— BEGIN —
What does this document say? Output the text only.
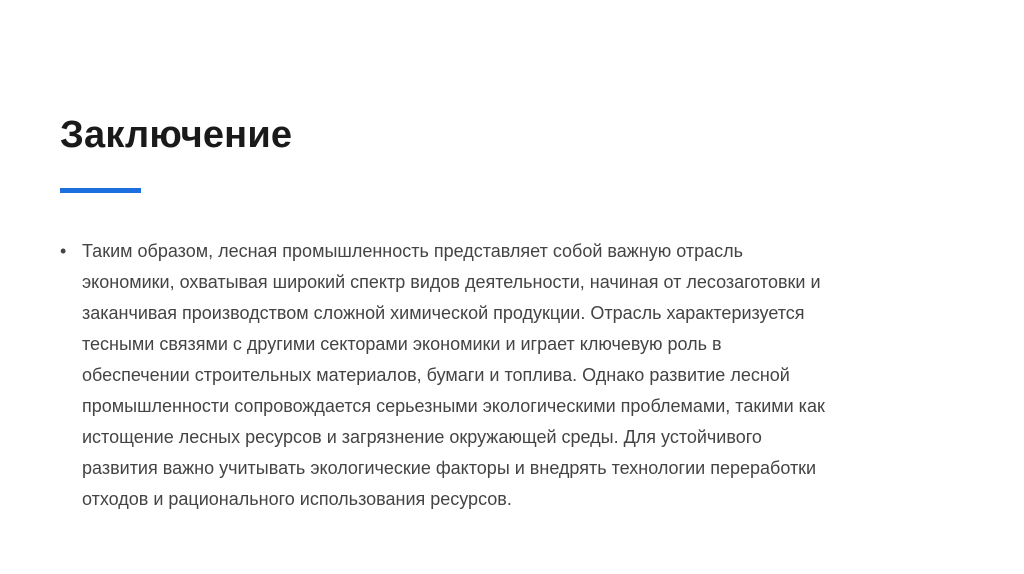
Заключение
• Таким образом, лесная промышленность представляет собой важную отрасль
экономики, охватывая широкий спектр видов деятельности, начиная от лесозаготовки и
заканчивая производством сложной химической продукции. Отрасль характеризуется
тесными связями с другими секторами экономики и играет ключевую роль в
обеспечении строительных материалов, бумаги и топлива. Однако развитие лесной
промышленности сопровождается серьезными экологическими проблемами, такими как
истощение лесных ресурсов и загрязнение окружающей среды. Для устойчивого
развития важно учитывать экологические факторы и внедрять технологии переработки
отходов и рационального использования ресурсов.
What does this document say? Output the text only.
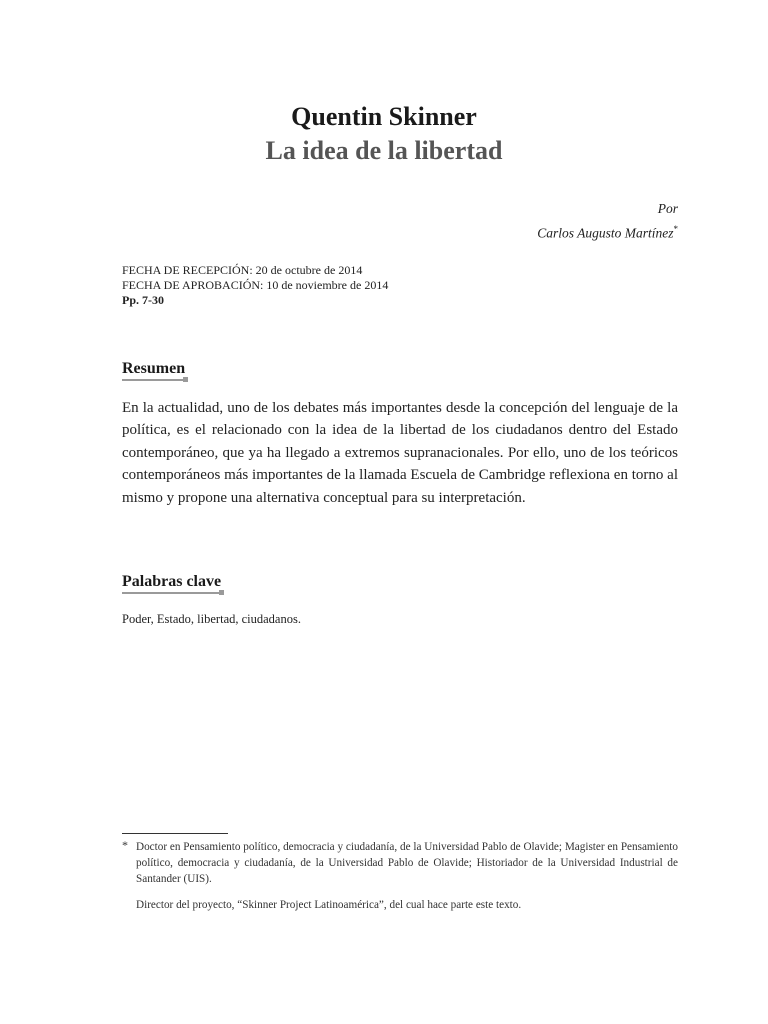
Quentin Skinner
La idea de la libertad
Por
Carlos Augusto Martínez*
FECHA DE RECEPCIÓN: 20 de octubre de 2014
FECHA DE APROBACIÓN: 10 de noviembre de 2014
Pp. 7-30
Resumen

En la actualidad, uno de los debates más importantes desde la concepción del lenguaje de la política, es el relacionado con la idea de la libertad de los ciudadanos dentro del Estado contemporáneo, que ya ha llegado a extremos supranacionales. Por ello, uno de los teóricos contemporáneos más importantes de la llamada Escuela de Cambridge reflexiona en torno al mismo y propone una alternativa conceptual para su interpretación.

Palabras clave

Poder, Estado, libertad, ciudadanos.

* Doctor en Pensamiento político, democracia y ciudadanía, de la Universidad Pablo de Olavide; Magister en Pensamiento político, democracia y ciudadanía, de la Universidad Pablo de Olavide; Historiador de la Universidad Industrial de Santander (UIS).

Director del proyecto, “Skinner Project Latinoamérica”, del cual hace parte este texto.
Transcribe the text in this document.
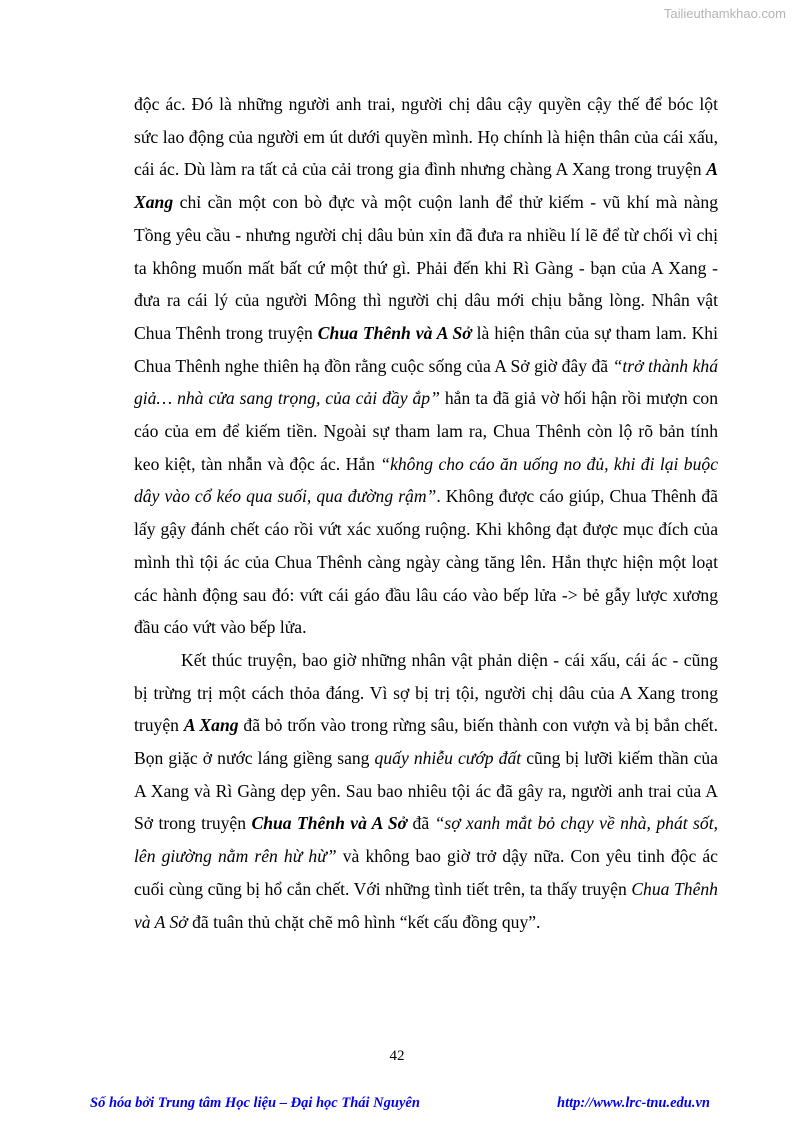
Tailieuthamkhao.com

độc ác. Đó là những người anh trai, người chị dâu cậy quyền cậy thế để bóc lột sức lao động của người em út dưới quyền mình. Họ chính là hiện thân của cái xấu, cái ác. Dù làm ra tất cả của cải trong gia đình nhưng chàng A Xang trong truyện A Xang chỉ cần một con bò đực và một cuộn lanh để thử kiếm - vũ khí mà nàng Tồng yêu cầu - nhưng người chị dâu bủn xỉn đã đưa ra nhiều lí lẽ để từ chối vì chị ta không muốn mất bất cứ một thứ gì. Phải đến khi Rì Gàng - bạn của A Xang - đưa ra cái lý của người Mông thì người chị dâu mới chịu bằng lòng. Nhân vật Chua Thênh trong truyện Chua Thênh và A Sở là hiện thân của sự tham lam. Khi Chua Thênh nghe thiên hạ đồn rằng cuộc sống của A Sở giờ đây đã “trở thành khá giả… nhà cửa sang trọng, của cải đầy ắp” hắn ta đã giả vờ hối hận rồi mượn con cáo của em để kiếm tiền. Ngoài sự tham lam ra, Chua Thênh còn lộ rõ bản tính keo kiệt, tàn nhẫn và độc ác. Hắn “không cho cáo ăn uống no đủ, khi đi lại buộc dây vào cổ kéo qua suối, qua đường rậm”. Không được cáo giúp, Chua Thênh đã lấy gậy đánh chết cáo rồi vứt xác xuống ruộng. Khi không đạt được mục đích của mình thì tội ác của Chua Thênh càng ngày càng tăng lên. Hắn thực hiện một loạt các hành động sau đó: vứt cái gáo đầu lâu cáo vào bếp lửa -> bẻ gẫy lược xương đầu cáo vứt vào bếp lửa.

Kết thúc truyện, bao giờ những nhân vật phản diện - cái xấu, cái ác - cũng bị trừng trị một cách thỏa đáng. Vì sợ bị trị tội, người chị dâu của A Xang trong truyện A Xang đã bỏ trốn vào trong rừng sâu, biến thành con vượn và bị bắn chết. Bọn giặc ở nước láng giềng sang quấy nhiễu cướp đất cũng bị lưỡi kiếm thần của A Xang và Rì Gàng dẹp yên. Sau bao nhiêu tội ác đã gây ra, người anh trai của A Sở trong truyện Chua Thênh và A Sở đã “sợ xanh mắt bỏ chạy về nhà, phát sốt, lên giường nằm rên hừ hừ” và không bao giờ trở dậy nữa. Con yêu tinh độc ác cuối cùng cũng bị hổ cắn chết. Với những tình tiết trên, ta thấy truyện Chua Thênh và A Sở đã tuân thủ chặt chẽ mô hình “kết cấu đồng quy”.

42
Số hóa bởi Trung tâm Học liệu – Đại học Thái Nguyên	http://www.lrc-tnu.edu.vn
— END —
- **Required work**
Without including any pictures, print all of the material exactly as given.

- **Result for this exercise**
What does this document say? Output the text only.
Заключение
• Таким образом, лесная промышленность представляет собой важную отрасль
экономики, охватывая широкий спектр видов деятельности, начиная от лесозаготовки и
заканчивая производством сложной химической продукции. Отрасль характеризуется
тесными связями с другими секторами экономики и играет ключевую роль в
обеспечении строительных материалов, бумаги и топлива. Однако развитие лесной
промышленности сопровождается серьезными экологическими проблемами, такими как
истощение лесных ресурсов и загрязнение окружающей среды. Для устойчивого
развития важно учитывать экологические факторы и внедрять технологии переработки
отходов и рационального использования ресурсов.
What does this document say? Output the text only.
Quentin Skinner
La idea de la libertad
Por
Carlos Augusto Martínez*
FECHA DE RECEPCIÓN: 20 de octubre de 2014
FECHA DE APROBACIÓN: 10 de noviembre de 2014
Pp. 7-30
Resumen

En la actualidad, uno de los debates más importantes desde la concepción del lenguaje de la política, es el relacionado con la idea de la libertad de los ciudadanos dentro del Estado contemporáneo, que ya ha llegado a extremos supranacionales. Por ello, uno de los teóricos contemporáneos más importantes de la llamada Escuela de Cambridge reflexiona en torno al mismo y propone una alternativa conceptual para su interpretación.

Palabras clave

Poder, Estado, libertad, ciudadanos.

* Doctor en Pensamiento político, democracia y ciudadanía, de la Universidad Pablo de Olavide; Magister en Pensamiento político, democracia y ciudadanía, de la Universidad Pablo de Olavide; Historiador de la Universidad Industrial de Santander (UIS).

Director del proyecto, “Skinner Project Latinoamérica”, del cual hace parte este texto.
Transcribe the text in this document.
Tailieuthamkhao.com

độc ác. Đó là những người anh trai, người chị dâu cậy quyền cậy thế để bóc lột sức lao động của người em út dưới quyền mình. Họ chính là hiện thân của cái xấu, cái ác. Dù làm ra tất cả của cải trong gia đình nhưng chàng A Xang trong truyện A Xang chỉ cần một con bò đực và một cuộn lanh để thử kiếm - vũ khí mà nàng Tồng yêu cầu - nhưng người chị dâu bủn xỉn đã đưa ra nhiều lí lẽ để từ chối vì chị ta không muốn mất bất cứ một thứ gì. Phải đến khi Rì Gàng - bạn của A Xang - đưa ra cái lý của người Mông thì người chị dâu mới chịu bằng lòng. Nhân vật Chua Thênh trong truyện Chua Thênh và A Sở là hiện thân của sự tham lam. Khi Chua Thênh nghe thiên hạ đồn rằng cuộc sống của A Sở giờ đây đã “trở thành khá giả… nhà cửa sang trọng, của cải đầy ắp” hắn ta đã giả vờ hối hận rồi mượn con cáo của em để kiếm tiền. Ngoài sự tham lam ra, Chua Thênh còn lộ rõ bản tính keo kiệt, tàn nhẫn và độc ác. Hắn “không cho cáo ăn uống no đủ, khi đi lại buộc dây vào cổ kéo qua suối, qua đường rậm”. Không được cáo giúp, Chua Thênh đã lấy gậy đánh chết cáo rồi vứt xác xuống ruộng. Khi không đạt được mục đích của mình thì tội ác của Chua Thênh càng ngày càng tăng lên. Hắn thực hiện một loạt các hành động sau đó: vứt cái gáo đầu lâu cáo vào bếp lửa -> bẻ gẫy lược xương đầu cáo vứt vào bếp lửa.

Kết thúc truyện, bao giờ những nhân vật phản diện - cái xấu, cái ác - cũng bị trừng trị một cách thỏa đáng. Vì sợ bị trị tội, người chị dâu của A Xang trong truyện A Xang đã bỏ trốn vào trong rừng sâu, biến thành con vượn và bị bắn chết. Bọn giặc ở nước láng giềng sang quấy nhiễu cướp đất cũng bị lưỡi kiếm thần của A Xang và Rì Gàng dẹp yên. Sau bao nhiêu tội ác đã gây ra, người anh trai của A Sở trong truyện Chua Thênh và A Sở đã “sợ xanh mắt bỏ chạy về nhà, phát sốt, lên giường nằm rên hừ hừ” và không bao giờ trở dậy nữa. Con yêu tinh độc ác cuối cùng cũng bị hổ cắn chết. Với những tình tiết trên, ta thấy truyện Chua Thênh và A Sở đã tuân thủ chặt chẽ mô hình “kết cấu đồng quy”.

42
Số hóa bởi Trung tâm Học liệu – Đại học Thái Nguyên	http://www.lrc-tnu.edu.vn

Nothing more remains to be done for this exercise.